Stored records

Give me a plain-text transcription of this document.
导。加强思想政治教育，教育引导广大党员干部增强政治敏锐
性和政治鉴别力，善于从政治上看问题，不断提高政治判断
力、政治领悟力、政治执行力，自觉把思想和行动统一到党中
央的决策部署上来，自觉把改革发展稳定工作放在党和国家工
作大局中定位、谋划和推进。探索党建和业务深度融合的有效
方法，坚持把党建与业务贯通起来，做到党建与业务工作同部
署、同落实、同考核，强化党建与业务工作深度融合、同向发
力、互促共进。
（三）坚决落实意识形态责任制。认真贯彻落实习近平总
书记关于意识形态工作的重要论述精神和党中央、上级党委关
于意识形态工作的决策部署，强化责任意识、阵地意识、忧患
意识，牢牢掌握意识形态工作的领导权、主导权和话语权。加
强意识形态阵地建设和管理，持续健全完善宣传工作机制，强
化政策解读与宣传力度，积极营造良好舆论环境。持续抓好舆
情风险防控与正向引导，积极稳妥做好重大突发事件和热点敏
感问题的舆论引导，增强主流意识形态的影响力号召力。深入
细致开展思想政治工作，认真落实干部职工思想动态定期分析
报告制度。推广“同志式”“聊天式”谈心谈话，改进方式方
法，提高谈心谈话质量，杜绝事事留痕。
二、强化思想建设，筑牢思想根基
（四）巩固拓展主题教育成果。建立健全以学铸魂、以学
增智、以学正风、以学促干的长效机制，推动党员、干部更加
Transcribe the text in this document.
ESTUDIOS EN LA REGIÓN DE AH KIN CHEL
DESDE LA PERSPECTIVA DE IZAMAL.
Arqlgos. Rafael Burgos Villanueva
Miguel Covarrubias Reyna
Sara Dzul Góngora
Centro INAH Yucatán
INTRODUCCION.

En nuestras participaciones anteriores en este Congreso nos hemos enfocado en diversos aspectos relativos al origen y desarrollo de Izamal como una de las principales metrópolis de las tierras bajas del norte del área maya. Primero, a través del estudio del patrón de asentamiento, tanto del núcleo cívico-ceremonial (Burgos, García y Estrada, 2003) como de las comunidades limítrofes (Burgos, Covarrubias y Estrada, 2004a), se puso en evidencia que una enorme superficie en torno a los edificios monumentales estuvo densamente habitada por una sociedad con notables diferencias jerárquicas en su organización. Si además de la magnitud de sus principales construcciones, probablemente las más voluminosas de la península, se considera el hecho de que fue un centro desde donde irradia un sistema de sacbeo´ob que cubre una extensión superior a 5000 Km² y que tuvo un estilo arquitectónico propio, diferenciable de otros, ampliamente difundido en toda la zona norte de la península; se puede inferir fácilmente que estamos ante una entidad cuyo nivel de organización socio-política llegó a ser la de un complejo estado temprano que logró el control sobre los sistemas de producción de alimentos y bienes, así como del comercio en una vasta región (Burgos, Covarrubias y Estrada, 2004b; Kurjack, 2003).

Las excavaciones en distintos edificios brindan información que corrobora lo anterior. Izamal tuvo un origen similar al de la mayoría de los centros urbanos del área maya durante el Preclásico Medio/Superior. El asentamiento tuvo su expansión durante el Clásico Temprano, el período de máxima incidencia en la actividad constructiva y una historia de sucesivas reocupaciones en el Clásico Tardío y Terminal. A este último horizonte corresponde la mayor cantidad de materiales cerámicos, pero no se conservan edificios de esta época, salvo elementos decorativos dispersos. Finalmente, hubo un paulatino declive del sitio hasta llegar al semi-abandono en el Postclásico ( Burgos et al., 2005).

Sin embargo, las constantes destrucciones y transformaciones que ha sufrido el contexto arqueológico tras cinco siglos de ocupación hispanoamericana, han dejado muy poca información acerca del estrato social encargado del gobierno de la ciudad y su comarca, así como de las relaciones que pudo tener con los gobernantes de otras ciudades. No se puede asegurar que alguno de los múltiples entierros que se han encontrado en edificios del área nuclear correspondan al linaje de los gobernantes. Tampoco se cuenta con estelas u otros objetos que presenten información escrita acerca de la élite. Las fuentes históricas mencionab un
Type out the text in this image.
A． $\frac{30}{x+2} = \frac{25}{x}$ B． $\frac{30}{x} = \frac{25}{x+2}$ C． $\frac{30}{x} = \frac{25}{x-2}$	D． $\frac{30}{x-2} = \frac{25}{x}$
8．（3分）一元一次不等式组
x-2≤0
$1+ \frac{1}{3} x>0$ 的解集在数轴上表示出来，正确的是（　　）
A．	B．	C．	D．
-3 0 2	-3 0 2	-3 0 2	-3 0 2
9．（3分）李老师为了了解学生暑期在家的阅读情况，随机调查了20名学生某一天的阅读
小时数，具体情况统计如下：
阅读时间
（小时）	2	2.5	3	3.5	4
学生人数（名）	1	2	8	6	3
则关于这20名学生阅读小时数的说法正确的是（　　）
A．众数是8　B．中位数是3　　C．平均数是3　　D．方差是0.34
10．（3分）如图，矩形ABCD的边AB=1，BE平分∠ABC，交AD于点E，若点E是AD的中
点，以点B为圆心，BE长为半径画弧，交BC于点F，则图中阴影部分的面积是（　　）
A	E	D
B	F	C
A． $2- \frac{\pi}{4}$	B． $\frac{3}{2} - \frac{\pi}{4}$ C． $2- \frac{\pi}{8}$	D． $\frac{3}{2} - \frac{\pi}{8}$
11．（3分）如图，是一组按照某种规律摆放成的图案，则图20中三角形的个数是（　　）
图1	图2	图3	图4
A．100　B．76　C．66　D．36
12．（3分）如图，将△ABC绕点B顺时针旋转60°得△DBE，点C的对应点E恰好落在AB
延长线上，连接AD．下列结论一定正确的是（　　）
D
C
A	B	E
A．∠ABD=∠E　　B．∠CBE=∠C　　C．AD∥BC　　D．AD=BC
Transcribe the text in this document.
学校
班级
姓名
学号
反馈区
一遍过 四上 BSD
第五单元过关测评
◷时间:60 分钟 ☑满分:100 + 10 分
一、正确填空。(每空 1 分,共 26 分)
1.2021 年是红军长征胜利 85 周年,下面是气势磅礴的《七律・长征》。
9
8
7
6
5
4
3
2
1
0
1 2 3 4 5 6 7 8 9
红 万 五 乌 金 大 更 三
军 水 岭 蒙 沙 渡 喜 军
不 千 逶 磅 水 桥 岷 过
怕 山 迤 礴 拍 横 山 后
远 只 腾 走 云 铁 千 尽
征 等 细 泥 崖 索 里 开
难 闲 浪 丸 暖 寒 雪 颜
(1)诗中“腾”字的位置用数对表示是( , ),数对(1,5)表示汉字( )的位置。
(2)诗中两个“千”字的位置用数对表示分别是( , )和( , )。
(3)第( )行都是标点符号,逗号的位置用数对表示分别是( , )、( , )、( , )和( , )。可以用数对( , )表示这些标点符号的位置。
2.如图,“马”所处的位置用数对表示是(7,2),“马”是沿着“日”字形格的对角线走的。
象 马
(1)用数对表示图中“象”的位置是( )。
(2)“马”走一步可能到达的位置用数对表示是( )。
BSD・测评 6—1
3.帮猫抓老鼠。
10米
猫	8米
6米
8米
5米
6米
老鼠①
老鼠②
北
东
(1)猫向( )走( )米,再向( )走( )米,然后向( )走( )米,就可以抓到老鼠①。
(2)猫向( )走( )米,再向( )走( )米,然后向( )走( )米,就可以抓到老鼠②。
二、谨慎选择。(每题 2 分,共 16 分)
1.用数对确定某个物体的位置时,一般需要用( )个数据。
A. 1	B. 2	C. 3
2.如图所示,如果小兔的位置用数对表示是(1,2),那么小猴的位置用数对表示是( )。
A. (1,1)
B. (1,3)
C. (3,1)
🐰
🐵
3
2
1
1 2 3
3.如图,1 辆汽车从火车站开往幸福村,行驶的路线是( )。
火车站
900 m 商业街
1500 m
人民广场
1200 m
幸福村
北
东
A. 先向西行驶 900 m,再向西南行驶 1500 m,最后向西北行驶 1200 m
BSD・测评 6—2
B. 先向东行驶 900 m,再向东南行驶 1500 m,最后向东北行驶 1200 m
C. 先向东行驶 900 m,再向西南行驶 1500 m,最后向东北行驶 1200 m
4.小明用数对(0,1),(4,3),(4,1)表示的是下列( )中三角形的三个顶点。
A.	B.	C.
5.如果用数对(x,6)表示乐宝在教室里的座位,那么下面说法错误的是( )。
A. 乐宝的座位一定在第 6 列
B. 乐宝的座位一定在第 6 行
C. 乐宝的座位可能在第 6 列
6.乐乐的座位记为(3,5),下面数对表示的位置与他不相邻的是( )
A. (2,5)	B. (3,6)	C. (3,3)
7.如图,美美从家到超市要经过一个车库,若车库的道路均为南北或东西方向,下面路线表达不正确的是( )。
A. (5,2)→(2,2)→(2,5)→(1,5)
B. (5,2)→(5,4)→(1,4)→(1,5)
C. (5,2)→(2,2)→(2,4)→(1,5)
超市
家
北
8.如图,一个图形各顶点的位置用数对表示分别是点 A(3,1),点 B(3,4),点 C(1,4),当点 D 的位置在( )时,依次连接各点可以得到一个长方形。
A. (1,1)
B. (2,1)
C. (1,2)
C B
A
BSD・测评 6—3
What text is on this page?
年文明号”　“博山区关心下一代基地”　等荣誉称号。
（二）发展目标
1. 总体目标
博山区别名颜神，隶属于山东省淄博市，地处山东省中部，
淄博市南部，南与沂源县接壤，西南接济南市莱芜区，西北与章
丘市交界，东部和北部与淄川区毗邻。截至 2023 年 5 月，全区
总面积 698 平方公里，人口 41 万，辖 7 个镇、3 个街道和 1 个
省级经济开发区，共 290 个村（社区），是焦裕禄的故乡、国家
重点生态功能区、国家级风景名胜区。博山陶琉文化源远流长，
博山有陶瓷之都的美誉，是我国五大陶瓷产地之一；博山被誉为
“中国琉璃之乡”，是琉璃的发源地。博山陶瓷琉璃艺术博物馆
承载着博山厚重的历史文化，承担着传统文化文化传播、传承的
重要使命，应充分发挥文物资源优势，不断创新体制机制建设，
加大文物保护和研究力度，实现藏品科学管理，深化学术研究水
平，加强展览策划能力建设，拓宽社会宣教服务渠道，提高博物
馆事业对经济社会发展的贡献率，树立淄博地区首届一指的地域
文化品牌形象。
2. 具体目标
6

> INSTRUCTION
Look through the entries above and report each line where the string "información" occurs.

> ANSWER TO THE TASK
Las excavaciones en distintos edificios brindan información que corrobora lo anterior. Izamal tuvo un origen similar al de la mayoría de los centros urbanos del área maya durante el Preclásico Medio/Superior. El asentamiento tuvo su expansión durante el Clásico Temprano, el período de máxima incidencia en la actividad constructiva y una historia de sucesivas reocupaciones en el Clásico Tardío y Terminal. A este último horizonte corresponde la mayor cantidad de materiales cerámicos, pero no se conservan edificios de esta época, salvo elementos decorativos dispersos. Finalmente, hubo un paulatino declive del sitio hasta llegar al semi-abandono en el Postclásico ( Burgos et al., 2005).
Sin embargo, las constantes destrucciones y transformaciones que ha sufrido el contexto arqueológico tras cinco siglos de ocupación hispanoamericana, han dejado muy poca información acerca del estrato social encargado del gobierno de la ciudad y su comarca, así como de las relaciones que pudo tener con los gobernantes de otras ciudades. No se puede asegurar que alguno de los múltiples entierros que se han encontrado en edificios del área nuclear correspondan al linaje de los gobernantes. Tampoco se cuenta con estelas u otros objetos que presenten información escrita acerca de la élite. Las fuentes históricas mencionab un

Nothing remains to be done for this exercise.